Figure data in JSON:
* * *

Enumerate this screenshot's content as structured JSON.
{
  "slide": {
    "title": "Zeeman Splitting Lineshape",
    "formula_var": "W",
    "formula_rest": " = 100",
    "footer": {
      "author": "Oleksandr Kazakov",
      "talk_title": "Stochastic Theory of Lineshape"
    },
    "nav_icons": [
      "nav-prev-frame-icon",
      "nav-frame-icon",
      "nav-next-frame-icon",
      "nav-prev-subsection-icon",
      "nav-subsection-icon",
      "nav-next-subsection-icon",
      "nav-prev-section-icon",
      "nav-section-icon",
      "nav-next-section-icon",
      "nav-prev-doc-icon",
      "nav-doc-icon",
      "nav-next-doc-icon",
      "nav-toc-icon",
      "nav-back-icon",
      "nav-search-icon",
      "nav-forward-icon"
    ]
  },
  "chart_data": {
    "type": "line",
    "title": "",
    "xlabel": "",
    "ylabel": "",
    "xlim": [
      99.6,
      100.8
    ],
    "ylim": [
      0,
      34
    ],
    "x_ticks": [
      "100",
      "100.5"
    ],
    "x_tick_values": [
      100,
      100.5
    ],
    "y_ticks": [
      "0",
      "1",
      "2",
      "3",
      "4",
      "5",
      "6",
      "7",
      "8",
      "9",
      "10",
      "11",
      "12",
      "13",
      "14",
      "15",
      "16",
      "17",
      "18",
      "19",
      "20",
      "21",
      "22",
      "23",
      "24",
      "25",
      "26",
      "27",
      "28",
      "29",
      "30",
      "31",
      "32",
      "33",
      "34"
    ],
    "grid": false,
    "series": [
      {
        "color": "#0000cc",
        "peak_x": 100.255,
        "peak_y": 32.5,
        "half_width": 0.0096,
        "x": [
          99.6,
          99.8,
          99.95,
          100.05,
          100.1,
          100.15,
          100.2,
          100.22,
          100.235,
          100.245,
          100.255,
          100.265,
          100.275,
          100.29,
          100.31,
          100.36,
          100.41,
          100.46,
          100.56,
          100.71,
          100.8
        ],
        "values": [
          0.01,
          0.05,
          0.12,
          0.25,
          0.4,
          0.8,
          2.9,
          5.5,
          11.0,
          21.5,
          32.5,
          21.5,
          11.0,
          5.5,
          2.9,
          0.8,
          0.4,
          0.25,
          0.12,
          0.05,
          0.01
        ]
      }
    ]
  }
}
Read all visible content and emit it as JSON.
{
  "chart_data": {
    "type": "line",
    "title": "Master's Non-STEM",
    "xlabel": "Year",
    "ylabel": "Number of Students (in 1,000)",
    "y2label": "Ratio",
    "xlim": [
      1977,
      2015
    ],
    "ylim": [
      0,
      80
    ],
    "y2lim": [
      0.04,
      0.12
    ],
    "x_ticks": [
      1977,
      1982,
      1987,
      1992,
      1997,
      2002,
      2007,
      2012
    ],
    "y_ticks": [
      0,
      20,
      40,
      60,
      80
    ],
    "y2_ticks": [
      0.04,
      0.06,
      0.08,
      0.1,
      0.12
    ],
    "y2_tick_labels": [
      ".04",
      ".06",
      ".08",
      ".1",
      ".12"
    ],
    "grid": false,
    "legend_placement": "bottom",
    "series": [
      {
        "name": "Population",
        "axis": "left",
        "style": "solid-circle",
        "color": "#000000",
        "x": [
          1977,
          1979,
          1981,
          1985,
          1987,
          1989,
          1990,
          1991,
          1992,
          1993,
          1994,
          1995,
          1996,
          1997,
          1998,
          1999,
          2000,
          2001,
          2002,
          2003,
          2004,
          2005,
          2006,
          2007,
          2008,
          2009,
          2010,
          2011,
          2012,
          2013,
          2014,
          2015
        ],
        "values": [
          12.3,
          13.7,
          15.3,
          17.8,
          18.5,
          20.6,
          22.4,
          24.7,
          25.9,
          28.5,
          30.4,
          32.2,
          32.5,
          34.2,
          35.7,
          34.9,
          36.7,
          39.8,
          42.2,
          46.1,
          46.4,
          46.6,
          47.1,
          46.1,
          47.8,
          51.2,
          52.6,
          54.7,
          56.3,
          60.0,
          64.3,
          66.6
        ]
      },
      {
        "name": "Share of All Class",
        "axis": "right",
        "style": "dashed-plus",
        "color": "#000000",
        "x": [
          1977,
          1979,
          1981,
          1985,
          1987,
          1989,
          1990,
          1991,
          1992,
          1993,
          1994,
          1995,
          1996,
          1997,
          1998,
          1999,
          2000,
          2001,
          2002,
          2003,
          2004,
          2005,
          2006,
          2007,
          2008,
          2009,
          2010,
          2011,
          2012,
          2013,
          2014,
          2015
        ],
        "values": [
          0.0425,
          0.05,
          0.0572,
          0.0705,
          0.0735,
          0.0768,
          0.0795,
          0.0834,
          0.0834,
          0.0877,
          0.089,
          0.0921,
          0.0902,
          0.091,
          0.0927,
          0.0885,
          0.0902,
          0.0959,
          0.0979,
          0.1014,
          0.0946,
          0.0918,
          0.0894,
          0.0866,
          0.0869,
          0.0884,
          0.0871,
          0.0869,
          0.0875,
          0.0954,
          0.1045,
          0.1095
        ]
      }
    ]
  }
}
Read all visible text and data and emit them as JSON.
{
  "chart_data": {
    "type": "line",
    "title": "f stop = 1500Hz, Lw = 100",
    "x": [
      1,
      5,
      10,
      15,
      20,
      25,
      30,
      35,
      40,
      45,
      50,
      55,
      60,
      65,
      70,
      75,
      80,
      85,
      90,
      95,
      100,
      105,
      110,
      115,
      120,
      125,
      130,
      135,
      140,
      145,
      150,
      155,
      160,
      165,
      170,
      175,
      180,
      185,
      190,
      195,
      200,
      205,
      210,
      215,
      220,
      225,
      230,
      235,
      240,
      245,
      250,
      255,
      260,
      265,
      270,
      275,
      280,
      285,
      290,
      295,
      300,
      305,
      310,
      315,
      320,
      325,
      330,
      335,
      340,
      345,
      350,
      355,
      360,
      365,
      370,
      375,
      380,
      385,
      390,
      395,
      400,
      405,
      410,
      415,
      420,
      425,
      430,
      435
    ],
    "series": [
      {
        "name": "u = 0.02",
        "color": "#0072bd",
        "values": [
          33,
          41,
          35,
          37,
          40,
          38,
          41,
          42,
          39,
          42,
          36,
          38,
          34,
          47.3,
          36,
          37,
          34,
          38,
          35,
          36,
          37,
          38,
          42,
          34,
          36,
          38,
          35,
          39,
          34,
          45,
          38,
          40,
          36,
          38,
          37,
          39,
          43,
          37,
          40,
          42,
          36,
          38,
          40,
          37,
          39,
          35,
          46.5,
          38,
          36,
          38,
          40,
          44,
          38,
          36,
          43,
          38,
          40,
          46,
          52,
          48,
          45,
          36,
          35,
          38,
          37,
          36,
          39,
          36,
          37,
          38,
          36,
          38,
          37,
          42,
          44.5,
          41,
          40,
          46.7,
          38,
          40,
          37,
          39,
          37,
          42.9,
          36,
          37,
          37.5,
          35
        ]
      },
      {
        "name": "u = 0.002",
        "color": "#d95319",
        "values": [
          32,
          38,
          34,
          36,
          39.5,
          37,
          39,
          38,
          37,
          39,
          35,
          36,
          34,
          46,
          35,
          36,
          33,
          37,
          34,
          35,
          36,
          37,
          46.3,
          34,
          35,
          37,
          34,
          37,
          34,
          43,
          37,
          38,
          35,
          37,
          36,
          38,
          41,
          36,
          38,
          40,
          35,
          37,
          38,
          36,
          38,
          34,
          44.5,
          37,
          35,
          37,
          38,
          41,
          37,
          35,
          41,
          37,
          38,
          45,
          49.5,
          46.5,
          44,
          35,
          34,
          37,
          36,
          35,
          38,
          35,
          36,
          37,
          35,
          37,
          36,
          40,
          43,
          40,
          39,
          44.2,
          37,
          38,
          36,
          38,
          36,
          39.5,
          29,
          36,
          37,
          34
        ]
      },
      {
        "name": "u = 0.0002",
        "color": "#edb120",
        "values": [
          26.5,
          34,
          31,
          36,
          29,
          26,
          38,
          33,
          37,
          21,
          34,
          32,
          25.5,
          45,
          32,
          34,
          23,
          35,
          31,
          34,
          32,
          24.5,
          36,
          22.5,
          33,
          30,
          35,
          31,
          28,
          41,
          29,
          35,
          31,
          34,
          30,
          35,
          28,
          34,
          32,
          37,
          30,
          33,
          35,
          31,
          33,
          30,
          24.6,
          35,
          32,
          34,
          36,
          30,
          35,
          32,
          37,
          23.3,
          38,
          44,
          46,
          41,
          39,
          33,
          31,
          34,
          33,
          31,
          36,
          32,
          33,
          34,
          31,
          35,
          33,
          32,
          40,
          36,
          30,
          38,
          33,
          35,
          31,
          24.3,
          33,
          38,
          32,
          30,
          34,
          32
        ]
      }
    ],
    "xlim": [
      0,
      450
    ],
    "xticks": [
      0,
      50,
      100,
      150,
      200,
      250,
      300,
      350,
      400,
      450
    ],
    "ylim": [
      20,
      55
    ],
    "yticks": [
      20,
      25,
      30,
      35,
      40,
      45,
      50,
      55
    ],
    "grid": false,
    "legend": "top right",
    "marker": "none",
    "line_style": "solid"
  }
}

* * *

_Requirement_.
Say how many lines in the entries contain the string "content", and say nothing else.

_Written solution_.
2